To be done: Transcribe all of the material exactly.
* start *
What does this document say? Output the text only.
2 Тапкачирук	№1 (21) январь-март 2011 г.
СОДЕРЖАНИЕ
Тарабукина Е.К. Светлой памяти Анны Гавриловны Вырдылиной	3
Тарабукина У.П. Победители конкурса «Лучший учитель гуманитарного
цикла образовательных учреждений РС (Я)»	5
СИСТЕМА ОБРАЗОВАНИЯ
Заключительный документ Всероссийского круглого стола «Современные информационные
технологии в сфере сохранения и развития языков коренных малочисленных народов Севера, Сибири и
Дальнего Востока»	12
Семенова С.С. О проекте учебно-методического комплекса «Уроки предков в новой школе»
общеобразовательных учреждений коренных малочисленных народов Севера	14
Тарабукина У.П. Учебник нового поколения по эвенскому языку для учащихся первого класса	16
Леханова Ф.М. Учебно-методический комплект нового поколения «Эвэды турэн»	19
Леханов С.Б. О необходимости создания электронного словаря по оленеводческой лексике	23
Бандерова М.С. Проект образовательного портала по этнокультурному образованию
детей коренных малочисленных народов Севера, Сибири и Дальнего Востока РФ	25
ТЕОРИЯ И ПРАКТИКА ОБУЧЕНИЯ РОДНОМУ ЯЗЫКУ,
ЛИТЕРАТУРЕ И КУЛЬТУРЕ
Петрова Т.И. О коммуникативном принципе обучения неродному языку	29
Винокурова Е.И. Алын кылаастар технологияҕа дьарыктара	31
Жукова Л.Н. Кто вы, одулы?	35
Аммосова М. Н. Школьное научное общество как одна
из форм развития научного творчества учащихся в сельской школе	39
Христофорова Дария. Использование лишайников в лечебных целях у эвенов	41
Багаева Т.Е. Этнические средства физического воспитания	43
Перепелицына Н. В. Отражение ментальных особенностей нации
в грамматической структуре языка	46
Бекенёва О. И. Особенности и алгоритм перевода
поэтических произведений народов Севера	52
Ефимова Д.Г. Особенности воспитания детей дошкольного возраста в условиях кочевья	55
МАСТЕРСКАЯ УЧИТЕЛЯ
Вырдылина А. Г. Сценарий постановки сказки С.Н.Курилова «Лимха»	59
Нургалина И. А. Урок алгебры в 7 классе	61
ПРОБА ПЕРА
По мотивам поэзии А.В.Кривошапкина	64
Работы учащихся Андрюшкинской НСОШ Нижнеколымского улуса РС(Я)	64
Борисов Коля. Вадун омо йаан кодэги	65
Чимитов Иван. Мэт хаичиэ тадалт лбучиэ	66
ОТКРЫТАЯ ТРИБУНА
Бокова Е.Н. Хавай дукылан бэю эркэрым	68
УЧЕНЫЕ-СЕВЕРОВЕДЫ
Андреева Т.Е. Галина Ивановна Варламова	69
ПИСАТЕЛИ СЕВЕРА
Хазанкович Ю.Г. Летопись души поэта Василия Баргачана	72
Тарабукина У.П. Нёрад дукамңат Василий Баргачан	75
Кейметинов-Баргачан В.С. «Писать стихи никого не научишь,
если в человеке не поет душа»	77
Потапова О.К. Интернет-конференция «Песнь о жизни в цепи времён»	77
* end *
Task solution:
What does this document say? Output the text only.
2 Тапкачирук	№1 (21) январь-март 2011 г.
СОДЕРЖАНИЕ
Тарабукина Е.К. Светлой памяти Анны Гавриловны Вырдылиной	3
Тарабукина У.П. Победители конкурса «Лучший учитель гуманитарного
цикла образовательных учреждений РС (Я)»	5
СИСТЕМА ОБРАЗОВАНИЯ
Заключительный документ Всероссийского круглого стола «Современные информационные
технологии в сфере сохранения и развития языков коренных малочисленных народов Севера, Сибири и
Дальнего Востока»	12
Семенова С.С. О проекте учебно-методического комплекса «Уроки предков в новой школе»
общеобразовательных учреждений коренных малочисленных народов Севера	14
Тарабукина У.П. Учебник нового поколения по эвенскому языку для учащихся первого класса	16
Леханова Ф.М. Учебно-методический комплект нового поколения «Эвэды турэн»	19
Леханов С.Б. О необходимости создания электронного словаря по оленеводческой лексике	23
Бандерова М.С. Проект образовательного портала по этнокультурному образованию
детей коренных малочисленных народов Севера, Сибири и Дальнего Востока РФ	25
ТЕОРИЯ И ПРАКТИКА ОБУЧЕНИЯ РОДНОМУ ЯЗЫКУ,
ЛИТЕРАТУРЕ И КУЛЬТУРЕ
Петрова Т.И. О коммуникативном принципе обучения неродному языку	29
Винокурова Е.И. Алын кылаастар технологияҕа дьарыктара	31
Жукова Л.Н. Кто вы, одулы?	35
Аммосова М. Н. Школьное научное общество как одна
из форм развития научного творчества учащихся в сельской школе	39
Христофорова Дария. Использование лишайников в лечебных целях у эвенов	41
Багаева Т.Е. Этнические средства физического воспитания	43
Перепелицына Н. В. Отражение ментальных особенностей нации
в грамматической структуре языка	46
Бекенёва О. И. Особенности и алгоритм перевода
поэтических произведений народов Севера	52
Ефимова Д.Г. Особенности воспитания детей дошкольного возраста в условиях кочевья	55
МАСТЕРСКАЯ УЧИТЕЛЯ
Вырдылина А. Г. Сценарий постановки сказки С.Н.Курилова «Лимха»	59
Нургалина И. А. Урок алгебры в 7 классе	61
ПРОБА ПЕРА
По мотивам поэзии А.В.Кривошапкина	64
Работы учащихся Андрюшкинской НСОШ Нижнеколымского улуса РС(Я)	64
Борисов Коля. Вадун омо йаан кодэги	65
Чимитов Иван. Мэт хаичиэ тадалт лбучиэ	66
ОТКРЫТАЯ ТРИБУНА
Бокова Е.Н. Хавай дукылан бэю эркэрым	68
УЧЕНЫЕ-СЕВЕРОВЕДЫ
Андреева Т.Е. Галина Ивановна Варламова	69
ПИСАТЕЛИ СЕВЕРА
Хазанкович Ю.Г. Летопись души поэта Василия Баргачана	72
Тарабукина У.П. Нёрад дукамңат Василий Баргачан	75
Кейметинов-Баргачан В.С. «Писать стихи никого не научишь,
если в человеке не поет душа»	77
Потапова О.К. Интернет-конференция «Песнь о жизни в цепи времён»	77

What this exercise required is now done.